EXERCISE AIM:
Records follow. Select each line holding "přeplňování".
--- start of GIVEN DATA ---
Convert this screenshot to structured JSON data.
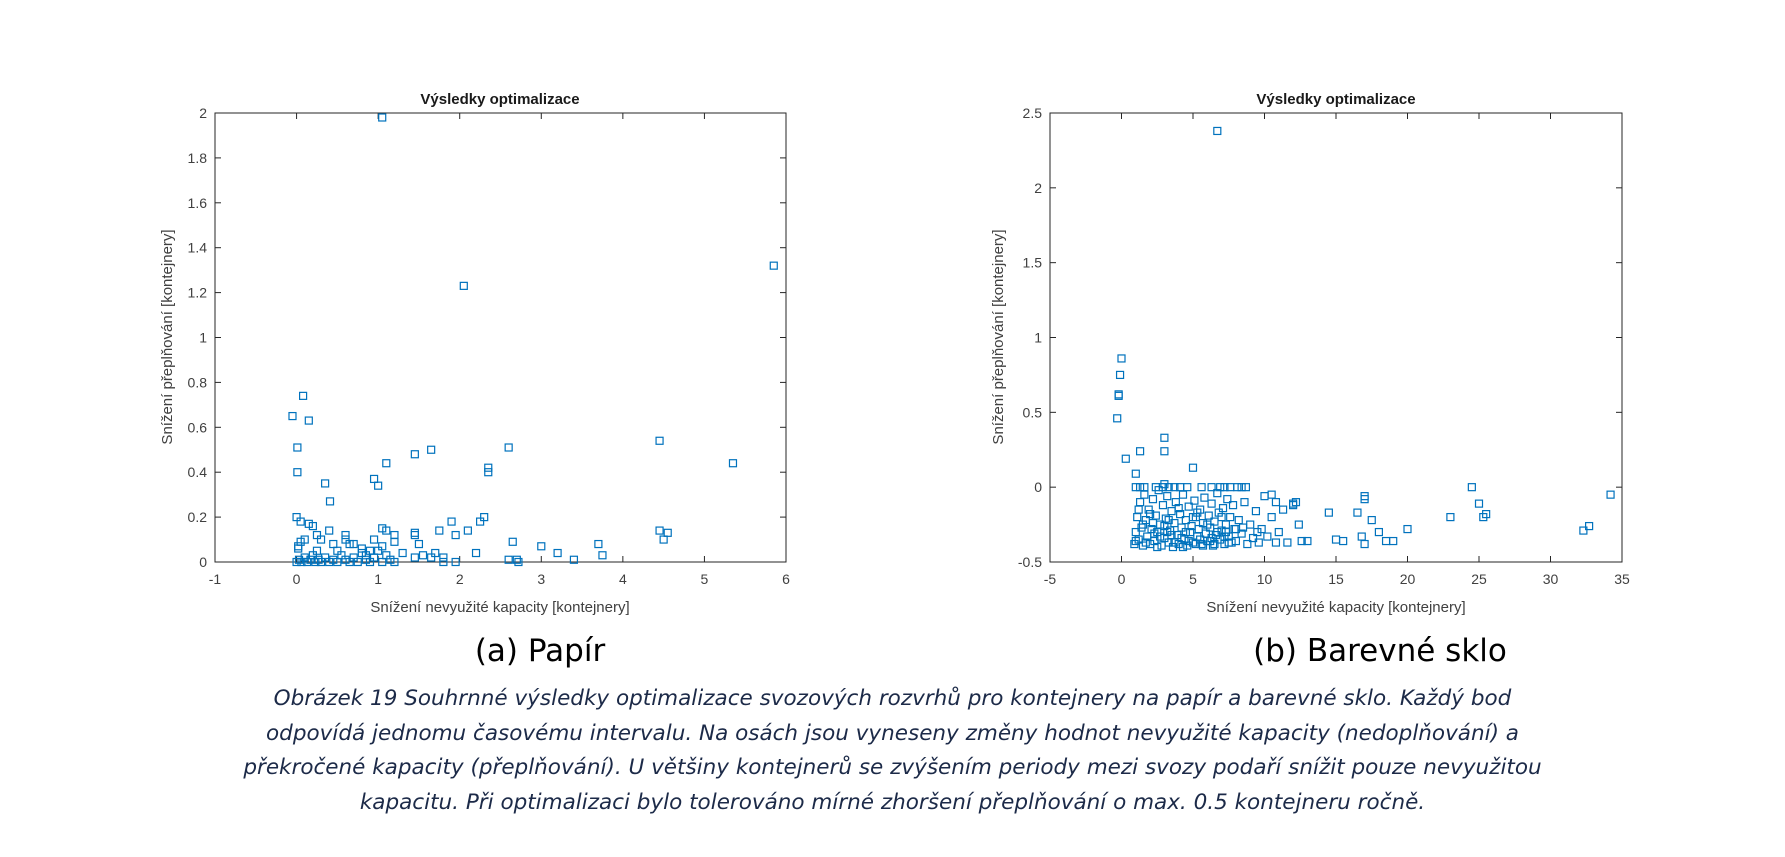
{
  "marker_color": "#0072BD",
  "chart_data": [
    {
      "type": "scatter",
      "title": "Výsledky optimalizace",
      "xlabel": "Snížení nevyužité kapacity [kontejnery]",
      "ylabel": "Snížení přeplňování [kontejnery]",
      "xlim": [
        -1,
        6
      ],
      "ylim": [
        0,
        2
      ],
      "xticks": [
        "-1",
        "0",
        "1",
        "2",
        "3",
        "4",
        "5",
        "6"
      ],
      "yticks": [
        "0",
        "0.2",
        "0.4",
        "0.6",
        "0.8",
        "1",
        "1.2",
        "1.4",
        "1.6",
        "1.8",
        "2"
      ],
      "marker": "square",
      "grid": false,
      "points": [
        [
          1.05,
          1.98
        ],
        [
          2.05,
          1.23
        ],
        [
          5.85,
          1.32
        ],
        [
          -0.05,
          0.65
        ],
        [
          0.08,
          0.74
        ],
        [
          0.15,
          0.63
        ],
        [
          0.01,
          0.51
        ],
        [
          0.01,
          0.4
        ],
        [
          0.35,
          0.35
        ],
        [
          0.41,
          0.27
        ],
        [
          0.95,
          0.37
        ],
        [
          1.0,
          0.34
        ],
        [
          1.1,
          0.44
        ],
        [
          1.45,
          0.48
        ],
        [
          1.65,
          0.5
        ],
        [
          2.35,
          0.42
        ],
        [
          2.35,
          0.4
        ],
        [
          2.6,
          0.51
        ],
        [
          4.45,
          0.54
        ],
        [
          5.35,
          0.44
        ],
        [
          0,
          0.2
        ],
        [
          0.05,
          0.18
        ],
        [
          0.15,
          0.17
        ],
        [
          0.2,
          0.16
        ],
        [
          0.25,
          0.12
        ],
        [
          0.4,
          0.14
        ],
        [
          0.45,
          0.08
        ],
        [
          0.6,
          0.12
        ],
        [
          0.6,
          0.1
        ],
        [
          0.7,
          0.08
        ],
        [
          0.95,
          0.1
        ],
        [
          1.05,
          0.15
        ],
        [
          1.1,
          0.14
        ],
        [
          1.2,
          0.12
        ],
        [
          1.2,
          0.09
        ],
        [
          1.45,
          0.13
        ],
        [
          1.45,
          0.12
        ],
        [
          1.5,
          0.08
        ],
        [
          1.75,
          0.14
        ],
        [
          1.9,
          0.18
        ],
        [
          1.95,
          0.12
        ],
        [
          2.1,
          0.14
        ],
        [
          2.25,
          0.18
        ],
        [
          2.3,
          0.2
        ],
        [
          2.2,
          0.04
        ],
        [
          2.65,
          0.09
        ],
        [
          2.6,
          0.01
        ],
        [
          2.7,
          0.01
        ],
        [
          2.72,
          0
        ],
        [
          3.0,
          0.07
        ],
        [
          3.2,
          0.04
        ],
        [
          3.4,
          0.01
        ],
        [
          3.7,
          0.08
        ],
        [
          3.75,
          0.03
        ],
        [
          4.45,
          0.14
        ],
        [
          4.55,
          0.13
        ],
        [
          4.5,
          0.1
        ],
        [
          0,
          0
        ],
        [
          0.03,
          0.01
        ],
        [
          0.06,
          0
        ],
        [
          0.1,
          0.02
        ],
        [
          0.13,
          0
        ],
        [
          0.17,
          0.01
        ],
        [
          0.2,
          0.03
        ],
        [
          0.23,
          0
        ],
        [
          0.27,
          0.01
        ],
        [
          0.3,
          0
        ],
        [
          0.35,
          0.02
        ],
        [
          0.4,
          0
        ],
        [
          0.45,
          0.01
        ],
        [
          0.5,
          0
        ],
        [
          0.55,
          0.03
        ],
        [
          0.6,
          0.01
        ],
        [
          0.65,
          0
        ],
        [
          0.7,
          0.02
        ],
        [
          0.75,
          0
        ],
        [
          0.8,
          0.04
        ],
        [
          0.85,
          0.01
        ],
        [
          0.9,
          0
        ],
        [
          0.95,
          0.02
        ],
        [
          1,
          0.05
        ],
        [
          1.05,
          0
        ],
        [
          1.1,
          0.03
        ],
        [
          1.15,
          0.01
        ],
        [
          1.2,
          0
        ],
        [
          1.3,
          0.04
        ],
        [
          1.45,
          0.02
        ],
        [
          1.55,
          0.03
        ],
        [
          1.65,
          0.02
        ],
        [
          1.7,
          0.04
        ],
        [
          1.8,
          0
        ],
        [
          1.8,
          0.02
        ],
        [
          1.95,
          0
        ],
        [
          0.02,
          0.06
        ],
        [
          0.05,
          0.09
        ],
        [
          0.1,
          0.1
        ],
        [
          0.02,
          0.07
        ],
        [
          0.3,
          0.1
        ],
        [
          0.5,
          0.05
        ],
        [
          0.8,
          0.06
        ],
        [
          0.9,
          0.05
        ],
        [
          1.05,
          0.07
        ],
        [
          0.25,
          0.05
        ],
        [
          0.65,
          0.08
        ],
        [
          0.85,
          0.03
        ]
      ]
    },
    {
      "type": "scatter",
      "title": "Výsledky optimalizace",
      "xlabel": "Snížení nevyužité kapacity [kontejnery]",
      "ylabel": "Snížení přeplňování [kontejnery]",
      "xlim": [
        -5,
        35
      ],
      "ylim": [
        -0.5,
        2.5
      ],
      "xticks": [
        "-5",
        "0",
        "5",
        "10",
        "15",
        "20",
        "25",
        "30",
        "35"
      ],
      "yticks": [
        "-0.5",
        "0",
        "0.5",
        "1",
        "1.5",
        "2",
        "2.5"
      ],
      "marker": "square",
      "grid": false,
      "points": [
        [
          6.7,
          2.38
        ],
        [
          0,
          0.86
        ],
        [
          -0.1,
          0.75
        ],
        [
          -0.2,
          0.62
        ],
        [
          -0.2,
          0.61
        ],
        [
          -0.3,
          0.46
        ],
        [
          0.3,
          0.19
        ],
        [
          1.3,
          0.24
        ],
        [
          3,
          0.33
        ],
        [
          3,
          0.24
        ],
        [
          5,
          0.13
        ],
        [
          1,
          0.09
        ],
        [
          0.9,
          -0.38
        ],
        [
          1,
          -0.3
        ],
        [
          1.1,
          -0.2
        ],
        [
          1.2,
          -0.35
        ],
        [
          1.3,
          -0.1
        ],
        [
          1.4,
          -0.27
        ],
        [
          1.5,
          -0.39
        ],
        [
          1.6,
          -0.05
        ],
        [
          1.7,
          -0.22
        ],
        [
          1.8,
          -0.33
        ],
        [
          1.9,
          -0.15
        ],
        [
          2,
          -0.38
        ],
        [
          2.1,
          -0.28
        ],
        [
          2.2,
          -0.08
        ],
        [
          2.3,
          -0.36
        ],
        [
          2.4,
          -0.19
        ],
        [
          2.5,
          -0.3
        ],
        [
          2.6,
          -0.02
        ],
        [
          2.7,
          -0.25
        ],
        [
          2.8,
          -0.39
        ],
        [
          2.9,
          -0.12
        ],
        [
          3,
          -0.34
        ],
        [
          3.1,
          -0.21
        ],
        [
          3.2,
          -0.06
        ],
        [
          3.3,
          -0.37
        ],
        [
          3.4,
          -0.29
        ],
        [
          3.5,
          -0.16
        ],
        [
          3.6,
          -0.4
        ],
        [
          3.7,
          -0.24
        ],
        [
          3.8,
          -0.1
        ],
        [
          3.9,
          -0.32
        ],
        [
          4,
          -0.38
        ],
        [
          4.1,
          -0.18
        ],
        [
          4.2,
          -0.27
        ],
        [
          4.3,
          -0.05
        ],
        [
          4.4,
          -0.35
        ],
        [
          4.5,
          -0.22
        ],
        [
          4.6,
          -0.39
        ],
        [
          4.7,
          -0.13
        ],
        [
          4.8,
          -0.3
        ],
        [
          4.9,
          -0.26
        ],
        [
          5,
          -0.37
        ],
        [
          5.1,
          -0.09
        ],
        [
          5.2,
          -0.2
        ],
        [
          5.3,
          -0.33
        ],
        [
          5.4,
          -0.28
        ],
        [
          5.5,
          -0.15
        ],
        [
          5.6,
          -0.38
        ],
        [
          5.7,
          -0.24
        ],
        [
          5.8,
          -0.07
        ],
        [
          5.9,
          -0.31
        ],
        [
          6,
          -0.36
        ],
        [
          6.1,
          -0.19
        ],
        [
          6.2,
          -0.27
        ],
        [
          6.3,
          -0.11
        ],
        [
          6.4,
          -0.39
        ],
        [
          6.5,
          -0.23
        ],
        [
          6.6,
          -0.32
        ],
        [
          6.7,
          -0.04
        ],
        [
          6.8,
          -0.17
        ],
        [
          6.9,
          -0.35
        ],
        [
          7,
          -0.29
        ],
        [
          7.1,
          -0.14
        ],
        [
          7.2,
          -0.38
        ],
        [
          7.3,
          -0.25
        ],
        [
          7.4,
          -0.08
        ],
        [
          7.5,
          -0.33
        ],
        [
          7.6,
          -0.2
        ],
        [
          7.7,
          -0.37
        ],
        [
          7.8,
          -0.12
        ],
        [
          7.9,
          -0.28
        ],
        [
          8,
          -0.36
        ],
        [
          8.2,
          -0.22
        ],
        [
          8.4,
          -0.31
        ],
        [
          8.6,
          -0.1
        ],
        [
          8.8,
          -0.38
        ],
        [
          9,
          -0.25
        ],
        [
          9.2,
          -0.34
        ],
        [
          9.4,
          -0.16
        ],
        [
          9.6,
          -0.37
        ],
        [
          9.8,
          -0.28
        ],
        [
          10,
          -0.06
        ],
        [
          10.2,
          -0.33
        ],
        [
          10.5,
          -0.2
        ],
        [
          10.8,
          -0.37
        ],
        [
          11,
          -0.3
        ],
        [
          11.3,
          -0.15
        ],
        [
          11.6,
          -0.37
        ],
        [
          12,
          -0.12
        ],
        [
          12.2,
          -0.1
        ],
        [
          12.4,
          -0.25
        ],
        [
          12.6,
          -0.36
        ],
        [
          13,
          -0.36
        ],
        [
          1,
          -0.36
        ],
        [
          1.5,
          -0.25
        ],
        [
          2,
          -0.18
        ],
        [
          2.5,
          -0.4
        ],
        [
          3,
          -0.26
        ],
        [
          3.5,
          -0.32
        ],
        [
          4,
          -0.14
        ],
        [
          4.5,
          -0.3
        ],
        [
          5,
          -0.2
        ],
        [
          5.5,
          -0.35
        ],
        [
          6,
          -0.25
        ],
        [
          6.5,
          -0.38
        ],
        [
          7,
          -0.2
        ],
        [
          7.5,
          -0.37
        ],
        [
          8,
          -0.28
        ],
        [
          2.3,
          -0.31
        ],
        [
          3.3,
          -0.22
        ],
        [
          4.3,
          -0.4
        ],
        [
          5.3,
          -0.17
        ],
        [
          6.3,
          -0.34
        ],
        [
          7.3,
          -0.3
        ],
        [
          1.7,
          -0.37
        ],
        [
          2.7,
          -0.33
        ],
        [
          3.7,
          -0.37
        ],
        [
          4.7,
          -0.36
        ],
        [
          5.7,
          -0.39
        ],
        [
          6.7,
          -0.3
        ],
        [
          8.5,
          -0.27
        ],
        [
          9.5,
          -0.3
        ],
        [
          1.2,
          -0.15
        ],
        [
          2.2,
          -0.24
        ],
        [
          3.2,
          -0.3
        ],
        [
          4.2,
          -0.34
        ],
        [
          5.2,
          -0.38
        ],
        [
          6.2,
          -0.36
        ],
        [
          7.2,
          -0.33
        ],
        [
          1,
          0
        ],
        [
          1.3,
          0
        ],
        [
          1.6,
          0
        ],
        [
          2.4,
          0
        ],
        [
          2.9,
          0
        ],
        [
          3.3,
          0
        ],
        [
          3.7,
          0
        ],
        [
          4.1,
          0
        ],
        [
          4.6,
          0
        ],
        [
          5.6,
          0
        ],
        [
          6.3,
          0
        ],
        [
          6.9,
          0
        ],
        [
          7.2,
          0
        ],
        [
          7.6,
          0
        ],
        [
          8.1,
          0
        ],
        [
          8.4,
          0
        ],
        [
          8.7,
          0
        ],
        [
          3,
          0.02
        ],
        [
          10.5,
          -0.05
        ],
        [
          10.8,
          -0.1
        ],
        [
          12,
          -0.11
        ],
        [
          14.5,
          -0.17
        ],
        [
          15,
          -0.35
        ],
        [
          15.5,
          -0.36
        ],
        [
          16.5,
          -0.17
        ],
        [
          17,
          -0.06
        ],
        [
          17,
          -0.08
        ],
        [
          16.8,
          -0.33
        ],
        [
          17,
          -0.38
        ],
        [
          17.5,
          -0.22
        ],
        [
          18,
          -0.3
        ],
        [
          18.5,
          -0.36
        ],
        [
          19,
          -0.36
        ],
        [
          20,
          -0.28
        ],
        [
          23,
          -0.2
        ],
        [
          24.5,
          0
        ],
        [
          25,
          -0.11
        ],
        [
          25.3,
          -0.2
        ],
        [
          25.5,
          -0.18
        ],
        [
          32.3,
          -0.29
        ],
        [
          32.7,
          -0.26
        ],
        [
          34.2,
          -0.05
        ]
      ]
    }
  ],
  "subcaptions": [
    "(a)  Papír",
    "(b)  Barevné sklo"
  ],
  "caption_lines": [
    "Obrázek 19 Souhrnné výsledky optimalizace svozových rozvrhů pro kontejnery na papír a barevné sklo. Každý bod",
    "odpovídá jednomu časovému intervalu. Na osách jsou vyneseny změny hodnot nevyužité kapacity (nedoplňování) a",
    "překročené kapacity (přeplňování). U většiny kontejnerů se zvýšením periody mezi svozy podaří snížit pouze nevyužitou",
    "kapacitu. Při optimalizaci bylo tolerováno mírné zhoršení přeplňování o max. 0.5 kontejneru ročně."
  ]
}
--- end of GIVEN DATA ---
ANSWER TO THIS EXERCISE:
      "ylabel": "Snížení přeplňování [kontejnery]",
      "ylabel": "Snížení přeplňování [kontejnery]",
    "překročené kapacity (přeplňování). U většiny kontejnerů se zvýšením periody mezi svozy podaří snížit pouze nevyužitou",
    "kapacitu. Při optimalizaci bylo tolerováno mírné zhoršení přeplňování o max. 0.5 kontejneru ročně."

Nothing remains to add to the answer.